**Data records:**
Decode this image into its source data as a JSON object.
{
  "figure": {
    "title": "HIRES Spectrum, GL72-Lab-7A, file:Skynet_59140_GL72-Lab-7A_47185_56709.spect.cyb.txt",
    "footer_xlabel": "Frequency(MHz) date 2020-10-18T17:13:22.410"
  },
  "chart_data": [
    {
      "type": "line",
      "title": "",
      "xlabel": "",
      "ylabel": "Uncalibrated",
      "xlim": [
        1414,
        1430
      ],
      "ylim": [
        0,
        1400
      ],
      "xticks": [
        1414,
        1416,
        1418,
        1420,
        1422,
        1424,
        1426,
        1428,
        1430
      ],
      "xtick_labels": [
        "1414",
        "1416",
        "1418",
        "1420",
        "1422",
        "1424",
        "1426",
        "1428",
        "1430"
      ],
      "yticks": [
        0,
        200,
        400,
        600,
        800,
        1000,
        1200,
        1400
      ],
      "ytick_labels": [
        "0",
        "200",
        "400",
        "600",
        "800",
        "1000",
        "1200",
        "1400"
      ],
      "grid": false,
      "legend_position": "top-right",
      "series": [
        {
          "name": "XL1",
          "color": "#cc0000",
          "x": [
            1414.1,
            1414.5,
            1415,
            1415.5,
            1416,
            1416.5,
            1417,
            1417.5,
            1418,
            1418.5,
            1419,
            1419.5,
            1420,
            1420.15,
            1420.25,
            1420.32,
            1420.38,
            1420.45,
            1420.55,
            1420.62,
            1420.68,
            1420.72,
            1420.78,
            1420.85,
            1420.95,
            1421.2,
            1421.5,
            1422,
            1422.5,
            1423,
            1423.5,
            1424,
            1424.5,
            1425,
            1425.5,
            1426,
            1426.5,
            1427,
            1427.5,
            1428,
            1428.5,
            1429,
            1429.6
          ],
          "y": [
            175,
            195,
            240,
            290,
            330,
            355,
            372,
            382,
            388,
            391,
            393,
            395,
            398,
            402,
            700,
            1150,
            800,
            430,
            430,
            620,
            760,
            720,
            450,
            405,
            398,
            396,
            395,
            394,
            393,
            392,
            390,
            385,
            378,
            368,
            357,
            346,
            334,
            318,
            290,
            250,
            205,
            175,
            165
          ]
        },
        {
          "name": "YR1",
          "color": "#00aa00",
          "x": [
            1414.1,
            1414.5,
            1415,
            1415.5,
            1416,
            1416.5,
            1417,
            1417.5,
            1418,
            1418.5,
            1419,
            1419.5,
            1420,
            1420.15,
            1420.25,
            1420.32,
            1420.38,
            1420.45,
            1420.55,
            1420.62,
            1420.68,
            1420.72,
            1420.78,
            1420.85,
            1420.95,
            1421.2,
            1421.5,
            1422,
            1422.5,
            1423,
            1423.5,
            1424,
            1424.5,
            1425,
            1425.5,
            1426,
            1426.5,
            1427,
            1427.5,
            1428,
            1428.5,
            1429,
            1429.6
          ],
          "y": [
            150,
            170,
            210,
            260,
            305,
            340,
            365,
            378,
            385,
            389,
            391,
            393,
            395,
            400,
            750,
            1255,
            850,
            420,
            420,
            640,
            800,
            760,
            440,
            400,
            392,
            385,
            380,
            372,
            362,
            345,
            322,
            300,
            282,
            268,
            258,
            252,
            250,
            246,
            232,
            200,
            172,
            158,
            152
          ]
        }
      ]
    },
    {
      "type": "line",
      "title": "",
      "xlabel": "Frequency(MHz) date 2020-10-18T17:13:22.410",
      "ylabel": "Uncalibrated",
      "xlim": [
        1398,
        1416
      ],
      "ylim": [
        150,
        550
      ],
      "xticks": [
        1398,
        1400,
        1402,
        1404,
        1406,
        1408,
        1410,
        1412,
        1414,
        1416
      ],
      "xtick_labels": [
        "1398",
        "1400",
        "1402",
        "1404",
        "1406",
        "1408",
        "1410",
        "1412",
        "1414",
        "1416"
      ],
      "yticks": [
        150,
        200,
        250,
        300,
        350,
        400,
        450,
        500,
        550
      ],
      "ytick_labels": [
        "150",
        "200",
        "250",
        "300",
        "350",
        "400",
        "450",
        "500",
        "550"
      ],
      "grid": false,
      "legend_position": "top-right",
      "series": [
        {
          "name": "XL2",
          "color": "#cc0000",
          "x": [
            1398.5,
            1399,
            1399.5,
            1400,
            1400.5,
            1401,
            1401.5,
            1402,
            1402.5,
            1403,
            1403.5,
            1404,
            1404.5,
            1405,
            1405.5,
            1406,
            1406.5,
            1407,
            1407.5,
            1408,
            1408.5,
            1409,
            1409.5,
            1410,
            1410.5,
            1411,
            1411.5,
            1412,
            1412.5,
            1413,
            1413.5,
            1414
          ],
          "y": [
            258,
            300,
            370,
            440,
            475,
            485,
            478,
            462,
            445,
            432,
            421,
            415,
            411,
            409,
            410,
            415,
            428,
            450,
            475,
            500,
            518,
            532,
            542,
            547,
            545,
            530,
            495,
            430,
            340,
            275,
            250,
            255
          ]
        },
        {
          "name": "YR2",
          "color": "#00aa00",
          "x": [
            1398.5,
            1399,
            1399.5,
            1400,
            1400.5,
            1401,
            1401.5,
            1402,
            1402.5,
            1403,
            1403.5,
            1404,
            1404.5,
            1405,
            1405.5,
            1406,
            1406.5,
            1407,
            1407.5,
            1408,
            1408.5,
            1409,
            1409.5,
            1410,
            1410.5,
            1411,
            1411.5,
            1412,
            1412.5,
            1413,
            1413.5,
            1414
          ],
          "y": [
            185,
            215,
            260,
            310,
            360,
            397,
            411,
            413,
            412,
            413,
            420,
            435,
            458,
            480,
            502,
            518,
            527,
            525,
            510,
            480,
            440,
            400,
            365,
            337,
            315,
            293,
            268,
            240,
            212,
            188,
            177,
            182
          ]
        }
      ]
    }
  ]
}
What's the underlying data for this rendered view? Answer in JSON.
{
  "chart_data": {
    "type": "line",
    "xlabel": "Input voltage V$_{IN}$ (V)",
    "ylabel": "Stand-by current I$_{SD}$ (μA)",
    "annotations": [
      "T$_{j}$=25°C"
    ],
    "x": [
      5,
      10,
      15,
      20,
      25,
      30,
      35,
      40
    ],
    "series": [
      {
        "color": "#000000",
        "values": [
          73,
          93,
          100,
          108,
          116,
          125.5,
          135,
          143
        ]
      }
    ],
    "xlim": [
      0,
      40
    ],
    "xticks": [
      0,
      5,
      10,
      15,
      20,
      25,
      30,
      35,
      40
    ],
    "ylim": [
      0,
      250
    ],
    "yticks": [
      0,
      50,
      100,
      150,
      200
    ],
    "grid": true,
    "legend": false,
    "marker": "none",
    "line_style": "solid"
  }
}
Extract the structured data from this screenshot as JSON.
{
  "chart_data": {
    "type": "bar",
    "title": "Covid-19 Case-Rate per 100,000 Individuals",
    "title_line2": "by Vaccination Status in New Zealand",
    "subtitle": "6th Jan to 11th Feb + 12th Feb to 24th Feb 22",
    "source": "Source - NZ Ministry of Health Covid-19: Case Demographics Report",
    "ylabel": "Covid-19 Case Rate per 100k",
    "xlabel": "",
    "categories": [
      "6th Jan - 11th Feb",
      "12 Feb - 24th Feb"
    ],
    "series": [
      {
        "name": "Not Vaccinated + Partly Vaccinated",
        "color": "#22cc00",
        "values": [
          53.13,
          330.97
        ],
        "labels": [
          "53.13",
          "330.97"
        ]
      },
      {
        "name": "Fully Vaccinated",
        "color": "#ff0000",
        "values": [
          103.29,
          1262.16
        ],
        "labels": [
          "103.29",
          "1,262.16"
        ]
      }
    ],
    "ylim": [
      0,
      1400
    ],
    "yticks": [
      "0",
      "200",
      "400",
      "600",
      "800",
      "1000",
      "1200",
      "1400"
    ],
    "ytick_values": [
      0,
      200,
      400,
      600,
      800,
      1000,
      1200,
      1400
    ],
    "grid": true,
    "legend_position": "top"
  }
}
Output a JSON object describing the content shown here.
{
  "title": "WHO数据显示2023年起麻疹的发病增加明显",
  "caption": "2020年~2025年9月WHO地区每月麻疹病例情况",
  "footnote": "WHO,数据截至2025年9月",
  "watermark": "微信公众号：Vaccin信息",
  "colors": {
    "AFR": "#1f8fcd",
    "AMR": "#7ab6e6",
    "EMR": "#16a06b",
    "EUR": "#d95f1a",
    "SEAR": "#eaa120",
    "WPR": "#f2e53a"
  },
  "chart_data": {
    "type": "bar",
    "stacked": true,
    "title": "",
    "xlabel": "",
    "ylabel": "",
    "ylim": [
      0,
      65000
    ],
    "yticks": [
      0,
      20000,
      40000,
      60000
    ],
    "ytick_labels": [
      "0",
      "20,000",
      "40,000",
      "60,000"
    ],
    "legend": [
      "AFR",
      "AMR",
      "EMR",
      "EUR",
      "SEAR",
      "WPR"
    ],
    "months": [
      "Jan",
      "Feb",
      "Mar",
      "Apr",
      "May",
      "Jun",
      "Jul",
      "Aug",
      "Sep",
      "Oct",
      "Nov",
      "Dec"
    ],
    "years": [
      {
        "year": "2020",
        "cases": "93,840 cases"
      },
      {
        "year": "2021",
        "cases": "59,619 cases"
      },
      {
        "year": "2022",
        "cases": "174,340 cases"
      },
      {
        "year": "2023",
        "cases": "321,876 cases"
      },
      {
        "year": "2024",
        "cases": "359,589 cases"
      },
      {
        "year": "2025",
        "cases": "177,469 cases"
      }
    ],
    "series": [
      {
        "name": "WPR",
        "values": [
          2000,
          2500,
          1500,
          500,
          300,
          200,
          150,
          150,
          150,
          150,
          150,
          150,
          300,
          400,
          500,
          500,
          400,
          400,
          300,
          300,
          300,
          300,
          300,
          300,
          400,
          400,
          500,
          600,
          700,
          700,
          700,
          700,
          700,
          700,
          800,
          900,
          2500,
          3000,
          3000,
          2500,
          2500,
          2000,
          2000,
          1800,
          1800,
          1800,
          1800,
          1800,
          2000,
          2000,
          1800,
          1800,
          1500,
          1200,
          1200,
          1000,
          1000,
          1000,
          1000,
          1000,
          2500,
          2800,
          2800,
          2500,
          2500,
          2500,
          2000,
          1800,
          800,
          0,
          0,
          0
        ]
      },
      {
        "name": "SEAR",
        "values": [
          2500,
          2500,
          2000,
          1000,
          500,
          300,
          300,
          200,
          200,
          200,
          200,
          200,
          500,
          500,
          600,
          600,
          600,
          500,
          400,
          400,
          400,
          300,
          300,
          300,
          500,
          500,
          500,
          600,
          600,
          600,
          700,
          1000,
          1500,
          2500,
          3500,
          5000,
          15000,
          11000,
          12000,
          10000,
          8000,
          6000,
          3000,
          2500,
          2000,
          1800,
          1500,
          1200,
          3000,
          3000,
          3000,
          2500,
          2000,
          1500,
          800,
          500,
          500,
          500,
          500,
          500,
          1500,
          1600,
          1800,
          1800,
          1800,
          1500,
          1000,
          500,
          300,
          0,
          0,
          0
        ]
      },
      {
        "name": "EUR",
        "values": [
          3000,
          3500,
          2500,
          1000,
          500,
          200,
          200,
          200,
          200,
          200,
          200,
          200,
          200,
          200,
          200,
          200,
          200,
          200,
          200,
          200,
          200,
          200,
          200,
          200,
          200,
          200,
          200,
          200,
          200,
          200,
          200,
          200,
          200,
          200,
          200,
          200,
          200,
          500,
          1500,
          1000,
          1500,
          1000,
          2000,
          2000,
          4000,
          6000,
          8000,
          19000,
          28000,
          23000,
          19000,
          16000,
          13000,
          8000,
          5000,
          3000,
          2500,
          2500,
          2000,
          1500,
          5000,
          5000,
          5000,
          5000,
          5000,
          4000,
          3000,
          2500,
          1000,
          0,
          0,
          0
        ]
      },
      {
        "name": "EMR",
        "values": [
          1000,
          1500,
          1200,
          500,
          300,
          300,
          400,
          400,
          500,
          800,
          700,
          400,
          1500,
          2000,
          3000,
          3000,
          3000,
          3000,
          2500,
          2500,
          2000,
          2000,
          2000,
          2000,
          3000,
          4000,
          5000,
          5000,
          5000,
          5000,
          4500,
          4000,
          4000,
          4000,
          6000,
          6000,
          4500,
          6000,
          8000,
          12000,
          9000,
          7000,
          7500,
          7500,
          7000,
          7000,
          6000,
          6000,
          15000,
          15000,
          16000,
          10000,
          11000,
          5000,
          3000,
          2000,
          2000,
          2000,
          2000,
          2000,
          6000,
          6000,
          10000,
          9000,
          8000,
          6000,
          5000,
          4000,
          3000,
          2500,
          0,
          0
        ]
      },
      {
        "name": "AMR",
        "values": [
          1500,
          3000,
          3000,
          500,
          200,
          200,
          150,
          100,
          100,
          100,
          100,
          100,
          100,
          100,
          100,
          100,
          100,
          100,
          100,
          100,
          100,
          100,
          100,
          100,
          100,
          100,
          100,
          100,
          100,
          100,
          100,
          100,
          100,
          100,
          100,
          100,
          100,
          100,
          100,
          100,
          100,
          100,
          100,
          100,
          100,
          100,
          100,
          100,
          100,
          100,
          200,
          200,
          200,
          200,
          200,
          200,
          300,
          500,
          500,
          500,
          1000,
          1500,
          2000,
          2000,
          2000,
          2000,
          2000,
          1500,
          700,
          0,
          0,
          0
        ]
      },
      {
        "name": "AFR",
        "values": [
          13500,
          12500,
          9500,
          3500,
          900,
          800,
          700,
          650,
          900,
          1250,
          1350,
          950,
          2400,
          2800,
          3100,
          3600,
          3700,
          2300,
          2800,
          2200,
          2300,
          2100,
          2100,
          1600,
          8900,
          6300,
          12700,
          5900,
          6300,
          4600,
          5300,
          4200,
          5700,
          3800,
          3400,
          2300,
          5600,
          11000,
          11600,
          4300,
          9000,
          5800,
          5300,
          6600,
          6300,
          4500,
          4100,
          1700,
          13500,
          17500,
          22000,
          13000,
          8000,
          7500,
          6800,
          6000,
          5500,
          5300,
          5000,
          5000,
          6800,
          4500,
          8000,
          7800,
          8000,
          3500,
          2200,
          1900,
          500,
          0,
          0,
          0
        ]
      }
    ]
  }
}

**Stated task:** Find every line in the entries that includes the word "this", then state how many there are and nothing else.

**Written answer:** 3